◆ **TO-DO LIST**:
(a) Translate this sentence from the passage about playing baseball in Canada into Spanish: "The people here loved hockey—baseball was second—and everyone looked out for one another."
(b) Using the passage about playing baseball in Canada, list every task the narrator mentions doing at the sod farm job.

>> Begin SELECTION

I was failing miserably at getting left-handers out. Usually left-handed pitchers have greater success against lefties, but I had faced mostly right-handed batters throughout my years in baseball and had developed successful pitches against them. In Canada I now faced mostly left-handed batters. The Indians wanted me to win, not work on a new pitch. I also had to make time to earn money. I lived rent-free in the basement room of a family’s home in town, and for transportation I borrowed the family’s bike. But I still had expenses, like three meals a day. From nine in the morning until one o’clock in the afternoon I worked for minimum wage at a sod farm. I hand-pumped water uphill from the reservoir to the sprinklers. Then I cut the sod, rolled it up, stacked it in the truck, delivered it, and unloaded it for the customers. I think my forearms nearly doubled in size that summer. The other cool thing about the job was driving the tractor all over the place under the big blue sky. When there was no work at the sod farm, I painted houses and fences. After my work was done, I bicycled several miles to the ballpark.
I liked being in Canada. I got to know the locals by going to dinner with different people in town. The people here loved hockey—baseball was second—and everyone looked out for one another. I appreciated that. Still, there was the constant loneliness I endured. One of the hard things about a female playing baseball is spending time and bonding with your teammates without their girlfriends or wives getting mad. So I hung out with the guys and played cards but kept a certain distance. That way there was never a problem. These guys were cool. Unlike my college teammates, it was no big deal to them that I was a girl.

>> End SELECTION
>> Begin RECORD LIST

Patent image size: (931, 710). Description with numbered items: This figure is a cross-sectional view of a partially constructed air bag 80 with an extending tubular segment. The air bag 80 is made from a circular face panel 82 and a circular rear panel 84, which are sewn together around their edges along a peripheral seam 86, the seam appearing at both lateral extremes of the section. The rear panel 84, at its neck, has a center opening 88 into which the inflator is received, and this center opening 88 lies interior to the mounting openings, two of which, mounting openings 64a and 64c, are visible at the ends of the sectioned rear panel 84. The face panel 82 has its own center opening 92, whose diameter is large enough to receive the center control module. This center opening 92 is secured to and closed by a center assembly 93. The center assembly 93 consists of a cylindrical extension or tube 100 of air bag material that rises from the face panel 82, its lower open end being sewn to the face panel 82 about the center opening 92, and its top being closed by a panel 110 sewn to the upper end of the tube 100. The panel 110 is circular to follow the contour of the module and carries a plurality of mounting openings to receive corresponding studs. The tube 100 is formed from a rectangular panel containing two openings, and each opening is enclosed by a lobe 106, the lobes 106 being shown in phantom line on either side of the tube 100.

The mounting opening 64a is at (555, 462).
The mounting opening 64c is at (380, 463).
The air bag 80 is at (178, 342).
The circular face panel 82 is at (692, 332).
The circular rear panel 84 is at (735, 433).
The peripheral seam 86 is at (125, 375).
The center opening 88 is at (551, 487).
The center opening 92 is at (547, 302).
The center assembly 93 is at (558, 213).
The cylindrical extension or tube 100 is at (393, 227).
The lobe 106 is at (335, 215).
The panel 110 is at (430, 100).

>> End RECORD LIST

◆ **TASK RESPONSES**:
(a) A la gente de aquí le encantaba el hockey —el béisbol quedaba en segundo lugar— y todos se cuidaban unos a otros.

(b)
- Hand-pumping water uphill from the reservoir to the sprinklers
- Cutting the sod
- Rolling it up
- Stacking it in the truck
- Delivering it
- Unloading it for the customers
- Driving the tractor